■ Exercise objective: Your task is to transcribe all of the data below exactly, omitting the images.
____ Excerpted data
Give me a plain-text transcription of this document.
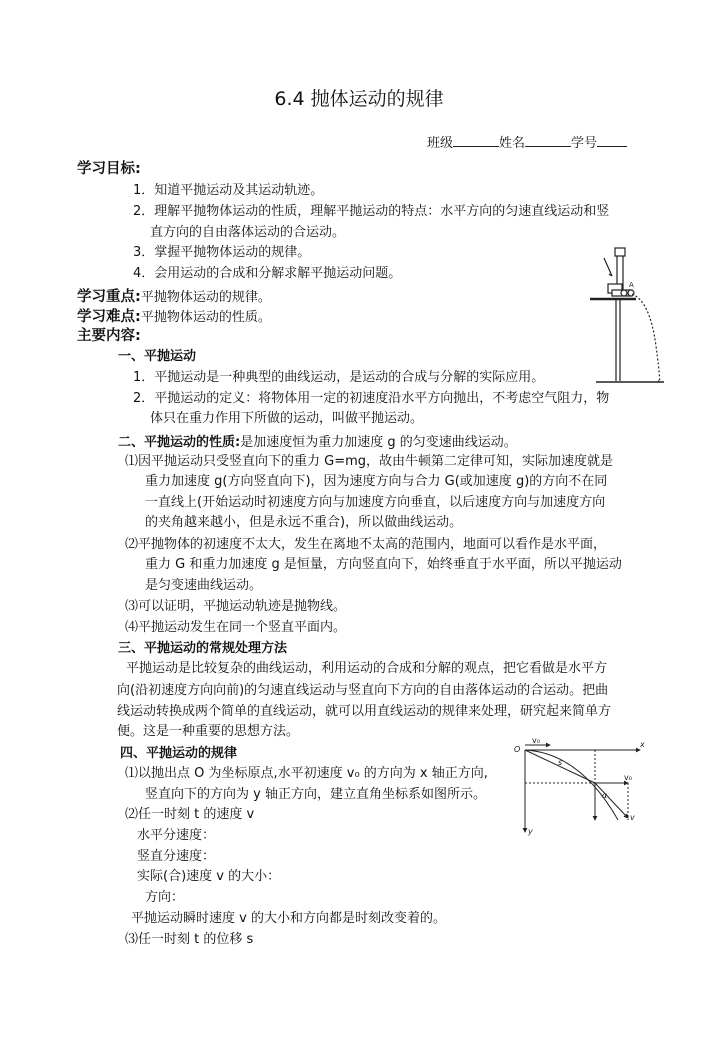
6.4 抛体运动的规律
班级	姓名	学号
学习目标:
1．知道平抛运动及其运动轨迹。
2．理解平抛物体运动的性质，理解平抛运动的特点：水平方向的匀速直线运动和竖
直方向的自由落体运动的合运动。
3．掌握平抛物体运动的规律。
4．会用运动的合成和分解求解平抛运动问题。
学习重点:平抛物体运动的规律。
学习难点:平抛物体运动的性质。
主要内容:
一、平抛运动
1．平抛运动是一种典型的曲线运动，是运动的合成与分解的实际应用。
2．平抛运动的定义：将物体用一定的初速度沿水平方向抛出，不考虑空气阻力，物
体只在重力作用下所做的运动，叫做平抛运动。
二、平抛运动的性质:是加速度恒为重力加速度 g 的匀变速曲线运动。
⑴因平抛运动只受竖直向下的重力 G=mg，故由牛顿第二定律可知，实际加速度就是
重力加速度 g(方向竖直向下)，因为速度方向与合力 G(或加速度 g)的方向不在同
一直线上(开始运动时初速度方向与加速度方向垂直，以后速度方向与加速度方向
的夹角越来越小，但是永远不重合)，所以做曲线运动。
⑵平抛物体的初速度不太大，发生在离地不太高的范围内，地面可以看作是水平面，
重力 G 和重力加速度 g 是恒量，方向竖直向下，始终垂直于水平面，所以平抛运动
是匀变速曲线运动。
⑶可以证明，平抛运动轨迹是抛物线。
⑷平抛运动发生在同一个竖直平面内。
三、平抛运动的常规处理方法
平抛运动是比较复杂的曲线运动，利用运动的合成和分解的观点，把它看做是水平方
向(沿初速度方向向前)的匀速直线运动与竖直向下方向的自由落体运动的合运动。把曲
线运动转换成两个简单的直线运动，就可以用直线运动的规律来处理，研究起来简单方
便。这是一种重要的思想方法。
四、平抛运动的规律
⑴以抛出点 O 为坐标原点,水平初速度 v₀ 的方向为 x 轴正方向,
竖直向下的方向为 y 轴正方向，建立直角坐标系如图所示。
⑵任一时刻 t 的速度 v
水平分速度：
竖直分速度：
实际(合)速度 v 的大小：
方向：
平抛运动瞬时速度 v 的大小和方向都是时刻改变着的。
⑶任一时刻 t 的位移 s
A
O
v₀	x
y
s
v₀
α
v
________
■ The reply:
Give me a plain-text transcription of this document.
6.4 抛体运动的规律
班级	姓名	学号
学习目标:
1．知道平抛运动及其运动轨迹。
2．理解平抛物体运动的性质，理解平抛运动的特点：水平方向的匀速直线运动和竖
直方向的自由落体运动的合运动。
3．掌握平抛物体运动的规律。
4．会用运动的合成和分解求解平抛运动问题。
学习重点:平抛物体运动的规律。
学习难点:平抛物体运动的性质。
主要内容:
一、平抛运动
1．平抛运动是一种典型的曲线运动，是运动的合成与分解的实际应用。
2．平抛运动的定义：将物体用一定的初速度沿水平方向抛出，不考虑空气阻力，物
体只在重力作用下所做的运动，叫做平抛运动。
二、平抛运动的性质:是加速度恒为重力加速度 g 的匀变速曲线运动。
⑴因平抛运动只受竖直向下的重力 G=mg，故由牛顿第二定律可知，实际加速度就是
重力加速度 g(方向竖直向下)，因为速度方向与合力 G(或加速度 g)的方向不在同
一直线上(开始运动时初速度方向与加速度方向垂直，以后速度方向与加速度方向
的夹角越来越小，但是永远不重合)，所以做曲线运动。
⑵平抛物体的初速度不太大，发生在离地不太高的范围内，地面可以看作是水平面，
重力 G 和重力加速度 g 是恒量，方向竖直向下，始终垂直于水平面，所以平抛运动
是匀变速曲线运动。
⑶可以证明，平抛运动轨迹是抛物线。
⑷平抛运动发生在同一个竖直平面内。
三、平抛运动的常规处理方法
平抛运动是比较复杂的曲线运动，利用运动的合成和分解的观点，把它看做是水平方
向(沿初速度方向向前)的匀速直线运动与竖直向下方向的自由落体运动的合运动。把曲
线运动转换成两个简单的直线运动，就可以用直线运动的规律来处理，研究起来简单方
便。这是一种重要的思想方法。
四、平抛运动的规律
⑴以抛出点 O 为坐标原点,水平初速度 v₀ 的方向为 x 轴正方向,
竖直向下的方向为 y 轴正方向，建立直角坐标系如图所示。
⑵任一时刻 t 的速度 v
水平分速度：
竖直分速度：
实际(合)速度 v 的大小：
方向：
平抛运动瞬时速度 v 的大小和方向都是时刻改变着的。
⑶任一时刻 t 的位移 s
A
O
v₀	x
y
s
v₀
α
v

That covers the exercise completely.